----- Passage to read

Hey,
Are there any ideas for some kind of incremental dump? Or are bandwith and disk storage no problem compared to the more complex implementation of incremental dumps? And are there any statistics about how much bandwidth is used by downloads and database dumps (i.e. not normal visitor traffic)?
Incremental dumps have been always constant rave by new developers. Maybe it would be not so sophisticated to provide streams of changed articles, but doing proper sync yet is possible only by replicating SQL commands.
We do have currently incremental dumps (eh, MySQL binlogs), but those, unlike public dump service, contain internal tables (with all sensitive information). Providing those into public we either would have to set yet another mysql slave, with limited replication, or somehow filter binlogs, which is PITA as well.
There's yet another issue, with 1.5 major database redesign will happen, which will force us to provide non-SQL dumps. We're even not sure if revision texts will be kept in MySQL in future.

----------

= Task =
Answer these from the passage on incremental dumps:
1. According to the reply, what is currently the only way to do a proper sync?
2. What form do the incremental dumps that currently exist take?
3. What kind of dumps will the database redesign in 1.5 force them to provide?

----- Provided records

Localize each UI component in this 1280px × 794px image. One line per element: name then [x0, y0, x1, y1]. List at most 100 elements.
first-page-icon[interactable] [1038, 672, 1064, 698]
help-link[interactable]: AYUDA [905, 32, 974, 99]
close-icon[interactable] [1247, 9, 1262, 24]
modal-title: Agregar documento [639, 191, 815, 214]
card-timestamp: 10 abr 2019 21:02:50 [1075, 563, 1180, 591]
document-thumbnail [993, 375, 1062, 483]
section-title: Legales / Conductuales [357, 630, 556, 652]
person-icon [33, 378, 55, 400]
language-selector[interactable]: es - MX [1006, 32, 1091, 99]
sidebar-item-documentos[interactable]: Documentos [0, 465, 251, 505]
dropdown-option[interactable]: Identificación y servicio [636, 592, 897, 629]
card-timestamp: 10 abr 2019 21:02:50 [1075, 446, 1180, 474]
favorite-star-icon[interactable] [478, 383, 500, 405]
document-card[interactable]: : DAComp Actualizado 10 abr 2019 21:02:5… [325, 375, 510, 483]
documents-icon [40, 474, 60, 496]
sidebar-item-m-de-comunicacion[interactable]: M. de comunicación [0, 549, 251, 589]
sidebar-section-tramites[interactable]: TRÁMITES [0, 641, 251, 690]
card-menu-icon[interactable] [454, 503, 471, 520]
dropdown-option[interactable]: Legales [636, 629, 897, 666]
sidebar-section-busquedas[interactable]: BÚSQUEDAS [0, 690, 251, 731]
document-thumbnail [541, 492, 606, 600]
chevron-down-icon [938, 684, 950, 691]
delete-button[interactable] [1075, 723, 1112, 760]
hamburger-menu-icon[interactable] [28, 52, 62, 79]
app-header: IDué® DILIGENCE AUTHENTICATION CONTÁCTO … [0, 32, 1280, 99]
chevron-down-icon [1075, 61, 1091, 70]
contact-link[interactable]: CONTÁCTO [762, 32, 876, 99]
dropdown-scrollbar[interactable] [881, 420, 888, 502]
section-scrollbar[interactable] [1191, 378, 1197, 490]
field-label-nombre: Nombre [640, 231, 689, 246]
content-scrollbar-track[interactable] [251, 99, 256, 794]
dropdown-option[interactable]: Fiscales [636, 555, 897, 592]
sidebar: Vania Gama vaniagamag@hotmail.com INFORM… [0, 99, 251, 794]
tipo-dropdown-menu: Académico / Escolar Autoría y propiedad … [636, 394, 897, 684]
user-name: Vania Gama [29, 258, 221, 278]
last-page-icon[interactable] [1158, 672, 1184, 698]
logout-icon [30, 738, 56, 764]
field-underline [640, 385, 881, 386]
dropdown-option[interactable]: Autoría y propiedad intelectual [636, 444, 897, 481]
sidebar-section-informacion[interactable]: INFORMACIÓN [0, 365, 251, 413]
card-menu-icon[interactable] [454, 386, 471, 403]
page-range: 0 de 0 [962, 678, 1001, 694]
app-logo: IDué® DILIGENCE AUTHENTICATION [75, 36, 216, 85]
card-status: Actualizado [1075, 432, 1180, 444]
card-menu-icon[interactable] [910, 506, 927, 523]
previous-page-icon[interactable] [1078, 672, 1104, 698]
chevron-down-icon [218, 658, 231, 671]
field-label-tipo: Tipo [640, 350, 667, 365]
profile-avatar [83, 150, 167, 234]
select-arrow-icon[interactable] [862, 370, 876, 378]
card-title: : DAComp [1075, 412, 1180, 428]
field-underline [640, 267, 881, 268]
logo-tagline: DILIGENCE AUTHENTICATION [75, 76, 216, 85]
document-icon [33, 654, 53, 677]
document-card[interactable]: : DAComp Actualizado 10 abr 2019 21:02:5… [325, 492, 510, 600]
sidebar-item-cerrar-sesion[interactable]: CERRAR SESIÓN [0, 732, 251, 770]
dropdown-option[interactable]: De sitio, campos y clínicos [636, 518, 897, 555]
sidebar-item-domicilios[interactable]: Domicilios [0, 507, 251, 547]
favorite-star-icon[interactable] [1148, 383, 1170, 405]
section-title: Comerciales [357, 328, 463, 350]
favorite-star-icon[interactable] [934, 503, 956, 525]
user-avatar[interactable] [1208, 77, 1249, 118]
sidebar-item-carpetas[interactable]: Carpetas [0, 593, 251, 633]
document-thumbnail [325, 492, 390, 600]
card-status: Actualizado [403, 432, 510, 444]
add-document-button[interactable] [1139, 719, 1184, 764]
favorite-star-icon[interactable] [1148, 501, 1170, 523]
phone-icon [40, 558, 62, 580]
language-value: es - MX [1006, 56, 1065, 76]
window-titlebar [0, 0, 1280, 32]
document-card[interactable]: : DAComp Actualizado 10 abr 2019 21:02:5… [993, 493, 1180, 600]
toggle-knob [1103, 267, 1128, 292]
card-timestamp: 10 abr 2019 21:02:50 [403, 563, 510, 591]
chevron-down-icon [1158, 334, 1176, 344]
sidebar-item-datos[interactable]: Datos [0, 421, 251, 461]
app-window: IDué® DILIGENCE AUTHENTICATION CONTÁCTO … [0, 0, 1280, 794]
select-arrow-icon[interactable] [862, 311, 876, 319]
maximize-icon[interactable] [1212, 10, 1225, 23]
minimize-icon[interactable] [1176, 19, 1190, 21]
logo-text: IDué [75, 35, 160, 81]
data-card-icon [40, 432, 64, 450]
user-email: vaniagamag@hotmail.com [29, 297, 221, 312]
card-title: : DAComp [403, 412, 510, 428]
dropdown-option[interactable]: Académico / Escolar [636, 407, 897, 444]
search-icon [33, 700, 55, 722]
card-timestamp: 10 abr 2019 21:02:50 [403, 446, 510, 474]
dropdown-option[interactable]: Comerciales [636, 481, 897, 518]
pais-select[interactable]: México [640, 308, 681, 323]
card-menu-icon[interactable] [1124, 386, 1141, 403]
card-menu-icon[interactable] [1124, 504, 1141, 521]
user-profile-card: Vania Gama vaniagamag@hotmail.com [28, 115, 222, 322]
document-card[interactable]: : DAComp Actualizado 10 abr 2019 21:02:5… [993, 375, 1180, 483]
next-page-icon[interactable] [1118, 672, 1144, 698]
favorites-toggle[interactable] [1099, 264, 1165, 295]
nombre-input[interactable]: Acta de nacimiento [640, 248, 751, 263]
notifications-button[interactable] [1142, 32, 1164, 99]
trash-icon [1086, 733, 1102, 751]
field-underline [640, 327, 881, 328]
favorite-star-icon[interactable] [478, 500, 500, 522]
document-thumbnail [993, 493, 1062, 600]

----------

= Solution =
1. Replicating SQL commands.
2. MySQL binlogs.
3. Non-SQL dumps.